◆ Your goal
Lines holding the string "homelessness" are the ones to copy from this listing.
******************************
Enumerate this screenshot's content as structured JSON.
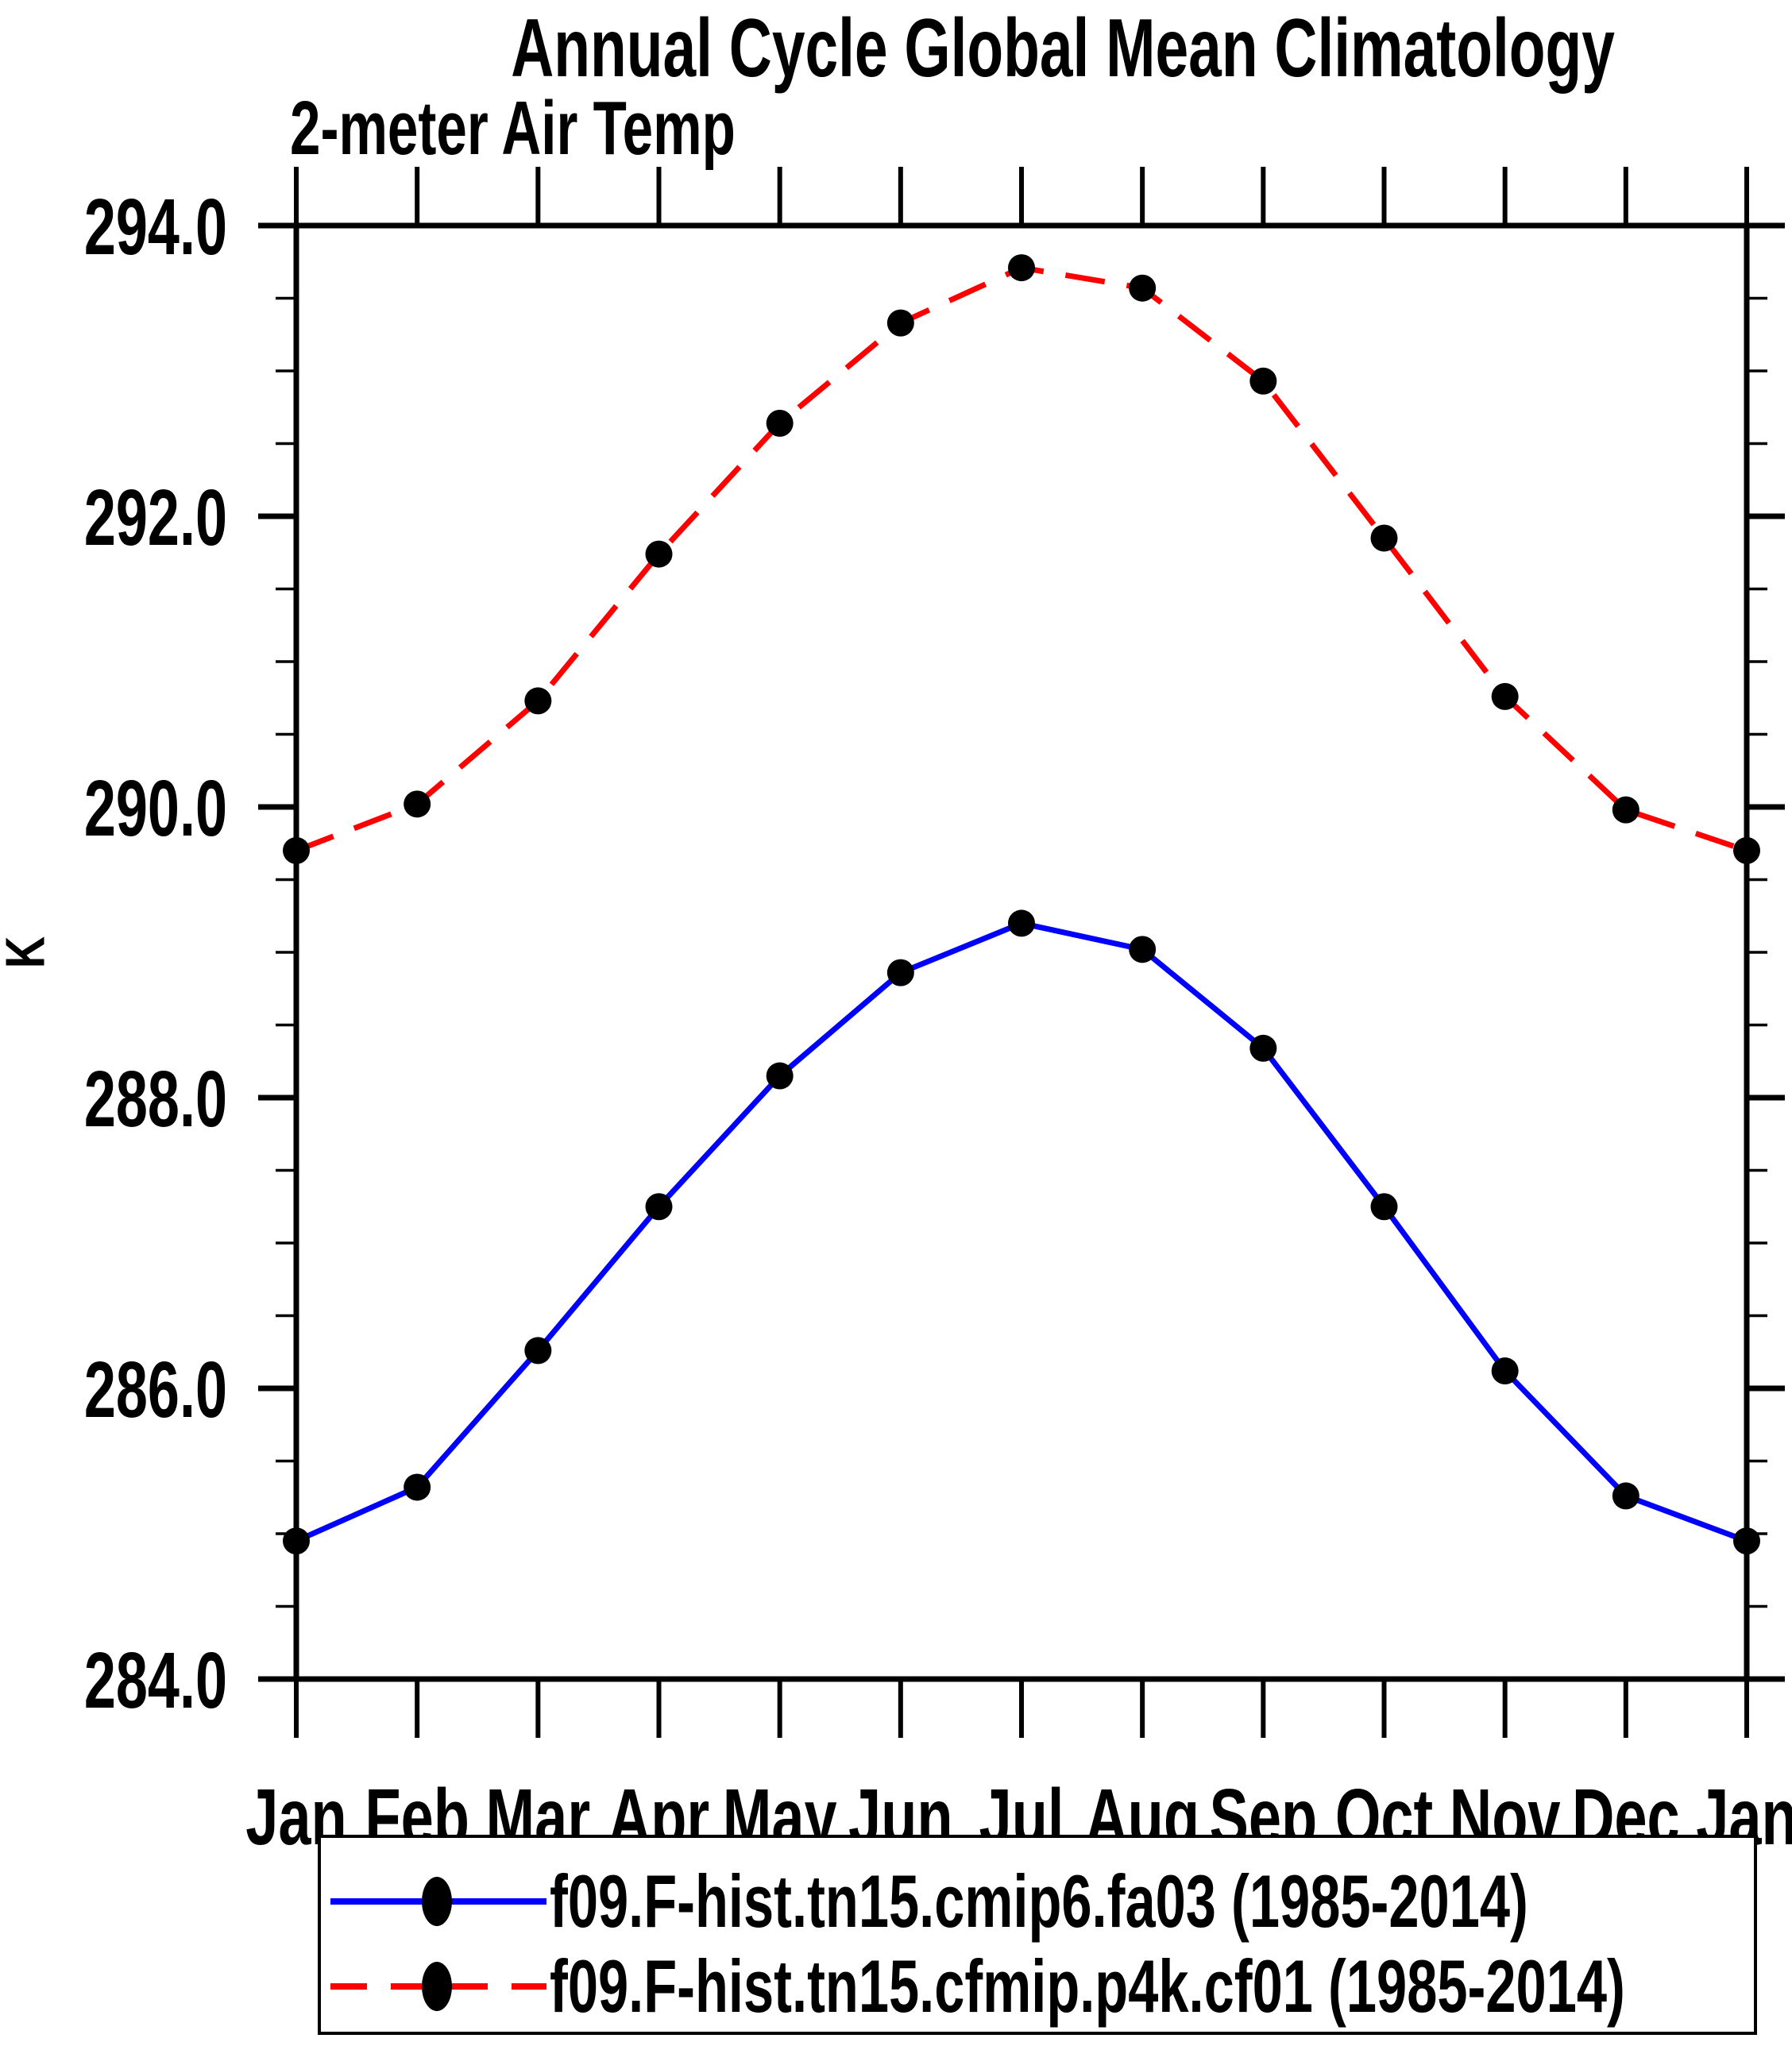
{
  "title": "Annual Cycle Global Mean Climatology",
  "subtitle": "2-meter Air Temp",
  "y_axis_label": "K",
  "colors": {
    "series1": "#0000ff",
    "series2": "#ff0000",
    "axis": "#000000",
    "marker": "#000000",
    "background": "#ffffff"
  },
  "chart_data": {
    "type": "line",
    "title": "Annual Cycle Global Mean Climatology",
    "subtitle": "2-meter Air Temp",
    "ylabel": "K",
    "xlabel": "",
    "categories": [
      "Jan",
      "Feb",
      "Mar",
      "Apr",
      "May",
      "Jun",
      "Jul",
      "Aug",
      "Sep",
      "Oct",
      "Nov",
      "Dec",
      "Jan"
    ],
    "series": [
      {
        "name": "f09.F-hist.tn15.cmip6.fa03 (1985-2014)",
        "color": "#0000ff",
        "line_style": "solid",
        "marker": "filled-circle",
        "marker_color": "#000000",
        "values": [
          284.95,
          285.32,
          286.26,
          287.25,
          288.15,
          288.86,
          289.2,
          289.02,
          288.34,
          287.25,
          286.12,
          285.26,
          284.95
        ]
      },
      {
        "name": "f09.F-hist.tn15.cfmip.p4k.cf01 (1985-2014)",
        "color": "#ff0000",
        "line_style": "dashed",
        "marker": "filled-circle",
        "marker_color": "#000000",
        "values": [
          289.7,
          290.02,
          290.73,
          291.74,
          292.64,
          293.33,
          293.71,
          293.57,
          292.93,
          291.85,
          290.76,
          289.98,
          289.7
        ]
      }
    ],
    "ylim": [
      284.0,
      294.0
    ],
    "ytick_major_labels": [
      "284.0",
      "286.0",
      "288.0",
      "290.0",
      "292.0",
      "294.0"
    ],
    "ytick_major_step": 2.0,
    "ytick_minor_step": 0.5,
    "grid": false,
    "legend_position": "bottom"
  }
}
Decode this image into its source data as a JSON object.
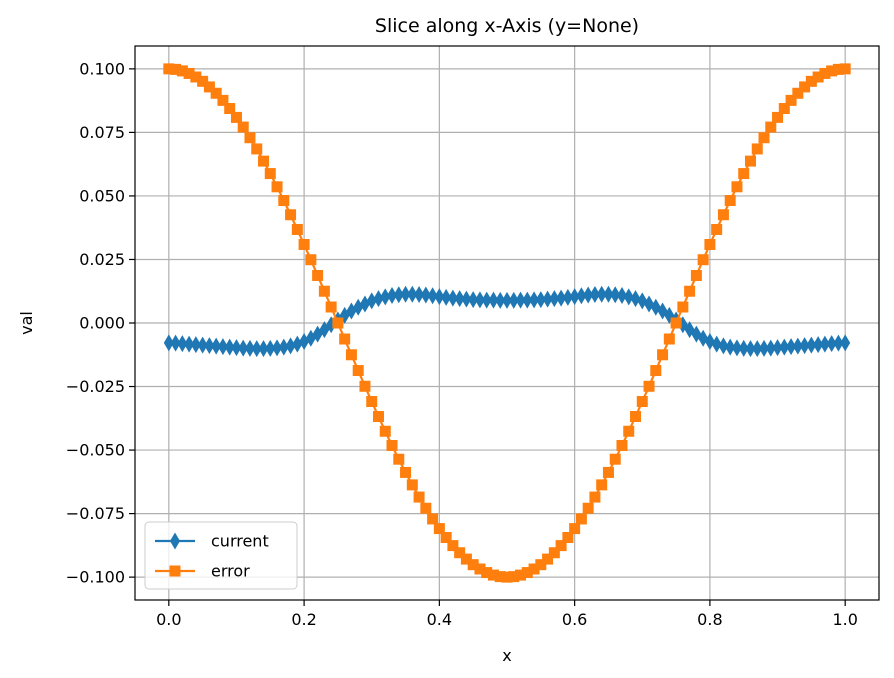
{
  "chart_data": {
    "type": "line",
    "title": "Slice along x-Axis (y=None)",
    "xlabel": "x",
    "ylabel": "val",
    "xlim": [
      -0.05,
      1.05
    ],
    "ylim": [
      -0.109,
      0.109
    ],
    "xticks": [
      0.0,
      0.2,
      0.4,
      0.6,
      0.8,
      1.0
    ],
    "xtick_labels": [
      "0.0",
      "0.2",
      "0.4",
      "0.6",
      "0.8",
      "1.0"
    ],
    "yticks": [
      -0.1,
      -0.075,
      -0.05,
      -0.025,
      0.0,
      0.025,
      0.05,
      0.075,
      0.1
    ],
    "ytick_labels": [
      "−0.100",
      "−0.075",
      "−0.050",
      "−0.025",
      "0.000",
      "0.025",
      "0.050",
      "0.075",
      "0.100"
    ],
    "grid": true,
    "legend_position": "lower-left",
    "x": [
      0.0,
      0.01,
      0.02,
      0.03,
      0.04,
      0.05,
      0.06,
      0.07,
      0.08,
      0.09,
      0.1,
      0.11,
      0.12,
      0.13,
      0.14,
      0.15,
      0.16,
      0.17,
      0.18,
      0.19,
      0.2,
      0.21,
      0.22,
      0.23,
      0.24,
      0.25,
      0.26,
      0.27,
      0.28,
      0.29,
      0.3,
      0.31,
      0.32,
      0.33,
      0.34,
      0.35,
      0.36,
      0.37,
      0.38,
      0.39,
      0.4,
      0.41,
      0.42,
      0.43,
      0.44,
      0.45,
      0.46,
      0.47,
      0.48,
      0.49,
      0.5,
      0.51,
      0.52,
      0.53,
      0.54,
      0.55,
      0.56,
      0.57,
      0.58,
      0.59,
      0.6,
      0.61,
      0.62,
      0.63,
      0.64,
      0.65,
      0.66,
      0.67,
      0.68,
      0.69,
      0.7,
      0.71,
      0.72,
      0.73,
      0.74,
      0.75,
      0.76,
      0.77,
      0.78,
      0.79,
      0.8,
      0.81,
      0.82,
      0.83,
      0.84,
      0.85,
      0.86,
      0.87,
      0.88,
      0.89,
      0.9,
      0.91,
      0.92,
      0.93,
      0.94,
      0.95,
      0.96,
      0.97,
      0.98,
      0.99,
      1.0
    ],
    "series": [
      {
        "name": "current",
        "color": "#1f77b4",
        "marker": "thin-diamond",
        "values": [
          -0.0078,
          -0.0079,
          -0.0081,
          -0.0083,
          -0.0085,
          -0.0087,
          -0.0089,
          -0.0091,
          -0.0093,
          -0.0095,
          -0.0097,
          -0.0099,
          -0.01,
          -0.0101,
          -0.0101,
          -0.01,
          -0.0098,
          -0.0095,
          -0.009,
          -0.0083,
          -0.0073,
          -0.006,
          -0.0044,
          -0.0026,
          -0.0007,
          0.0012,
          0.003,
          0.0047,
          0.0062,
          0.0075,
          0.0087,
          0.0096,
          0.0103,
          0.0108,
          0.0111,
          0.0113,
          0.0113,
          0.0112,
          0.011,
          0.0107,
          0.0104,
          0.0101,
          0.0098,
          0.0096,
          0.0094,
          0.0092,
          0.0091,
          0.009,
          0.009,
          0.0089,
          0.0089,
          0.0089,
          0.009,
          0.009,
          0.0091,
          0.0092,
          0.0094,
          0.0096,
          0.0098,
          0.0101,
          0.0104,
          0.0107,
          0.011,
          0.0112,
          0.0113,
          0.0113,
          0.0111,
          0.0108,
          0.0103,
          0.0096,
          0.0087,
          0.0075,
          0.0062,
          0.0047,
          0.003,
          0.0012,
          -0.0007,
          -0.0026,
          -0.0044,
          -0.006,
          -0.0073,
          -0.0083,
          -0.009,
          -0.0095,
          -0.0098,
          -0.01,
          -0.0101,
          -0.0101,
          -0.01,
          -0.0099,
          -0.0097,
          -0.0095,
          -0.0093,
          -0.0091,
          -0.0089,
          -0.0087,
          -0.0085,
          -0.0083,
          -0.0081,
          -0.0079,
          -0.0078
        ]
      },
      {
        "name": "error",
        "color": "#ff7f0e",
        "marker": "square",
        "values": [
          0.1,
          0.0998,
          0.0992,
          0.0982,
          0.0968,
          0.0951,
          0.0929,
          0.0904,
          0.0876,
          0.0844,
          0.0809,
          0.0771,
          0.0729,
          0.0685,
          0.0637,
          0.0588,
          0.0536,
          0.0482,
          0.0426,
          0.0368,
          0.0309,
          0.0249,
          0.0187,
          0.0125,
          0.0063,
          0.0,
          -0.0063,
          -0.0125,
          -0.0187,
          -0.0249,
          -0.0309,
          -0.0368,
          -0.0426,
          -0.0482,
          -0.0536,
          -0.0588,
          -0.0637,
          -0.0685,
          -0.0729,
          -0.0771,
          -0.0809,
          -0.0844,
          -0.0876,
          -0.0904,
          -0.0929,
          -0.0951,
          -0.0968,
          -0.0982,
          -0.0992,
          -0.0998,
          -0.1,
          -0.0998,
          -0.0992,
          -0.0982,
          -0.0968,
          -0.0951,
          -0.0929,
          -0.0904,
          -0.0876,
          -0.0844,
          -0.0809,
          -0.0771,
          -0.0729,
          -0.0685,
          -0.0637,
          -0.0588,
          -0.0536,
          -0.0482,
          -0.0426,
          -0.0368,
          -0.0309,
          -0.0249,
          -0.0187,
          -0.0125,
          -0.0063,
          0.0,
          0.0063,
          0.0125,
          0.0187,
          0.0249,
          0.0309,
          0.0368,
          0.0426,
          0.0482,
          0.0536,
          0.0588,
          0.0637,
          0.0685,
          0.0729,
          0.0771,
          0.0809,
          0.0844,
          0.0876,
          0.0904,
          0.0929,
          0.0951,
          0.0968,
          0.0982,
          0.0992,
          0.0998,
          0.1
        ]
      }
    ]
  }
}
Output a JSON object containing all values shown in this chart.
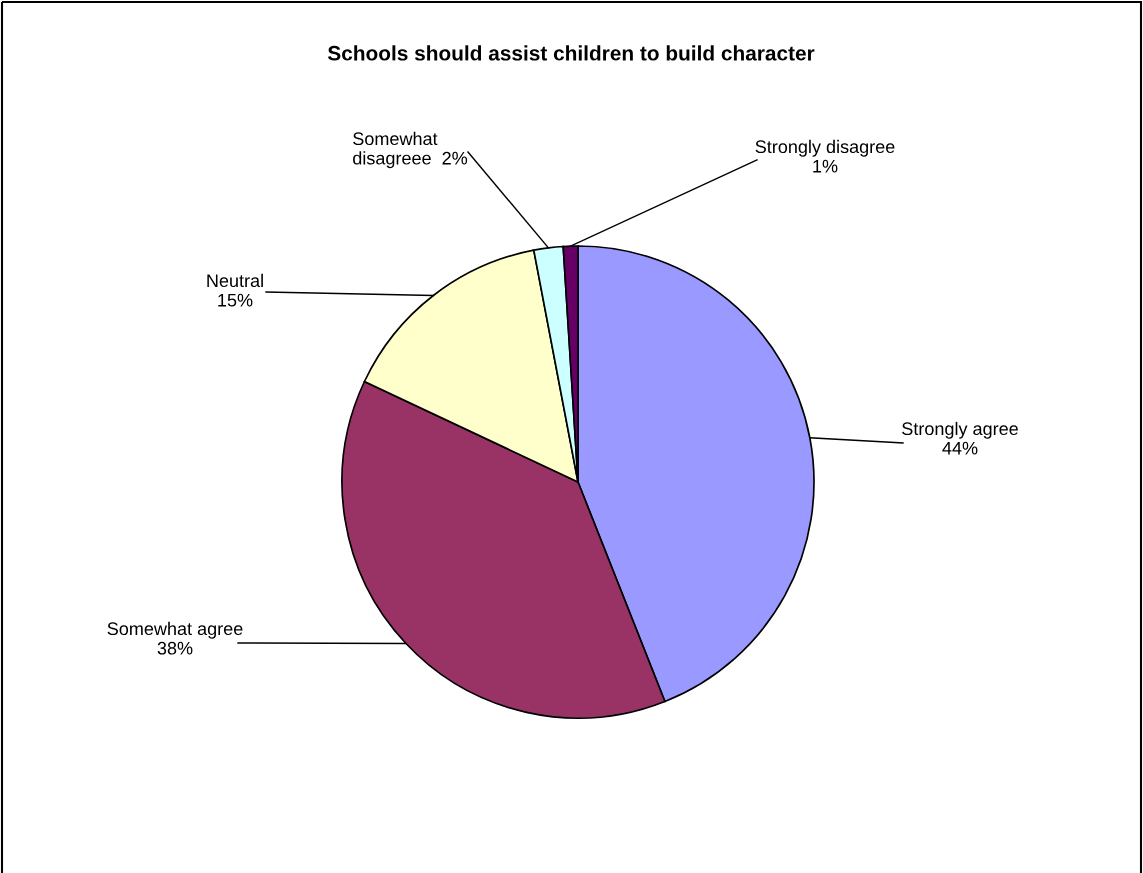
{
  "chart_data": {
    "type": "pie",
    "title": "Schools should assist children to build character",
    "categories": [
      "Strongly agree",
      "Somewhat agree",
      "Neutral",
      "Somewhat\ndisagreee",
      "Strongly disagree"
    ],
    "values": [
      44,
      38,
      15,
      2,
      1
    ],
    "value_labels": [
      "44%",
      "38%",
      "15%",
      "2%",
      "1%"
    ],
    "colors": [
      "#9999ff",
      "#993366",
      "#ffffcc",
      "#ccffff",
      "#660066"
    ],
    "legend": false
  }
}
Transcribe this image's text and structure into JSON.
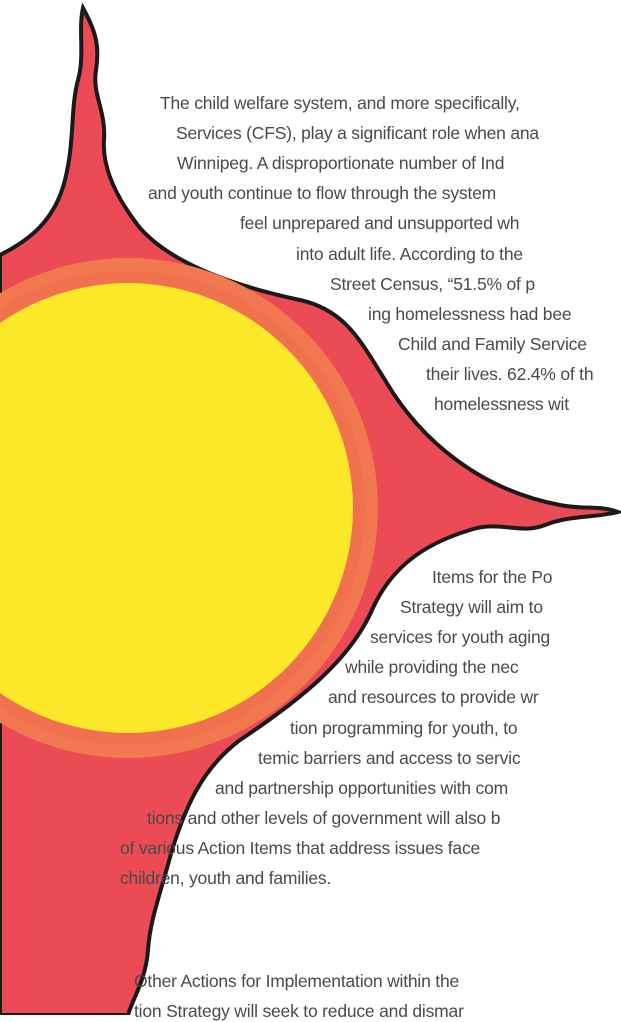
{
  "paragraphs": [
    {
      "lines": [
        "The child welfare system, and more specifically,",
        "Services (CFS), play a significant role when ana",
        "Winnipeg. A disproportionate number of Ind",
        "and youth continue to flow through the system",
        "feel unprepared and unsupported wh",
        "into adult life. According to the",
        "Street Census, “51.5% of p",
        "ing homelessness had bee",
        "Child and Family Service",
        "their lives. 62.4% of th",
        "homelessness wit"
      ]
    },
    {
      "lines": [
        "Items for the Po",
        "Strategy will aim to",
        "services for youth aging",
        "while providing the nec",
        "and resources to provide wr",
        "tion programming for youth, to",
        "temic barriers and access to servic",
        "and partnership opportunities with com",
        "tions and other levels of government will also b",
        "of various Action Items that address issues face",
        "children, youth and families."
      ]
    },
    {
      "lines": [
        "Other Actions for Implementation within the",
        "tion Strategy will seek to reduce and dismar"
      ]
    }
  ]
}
******************************
◆ Solution
        "ing homelessness had bee",
        "homelessness wit"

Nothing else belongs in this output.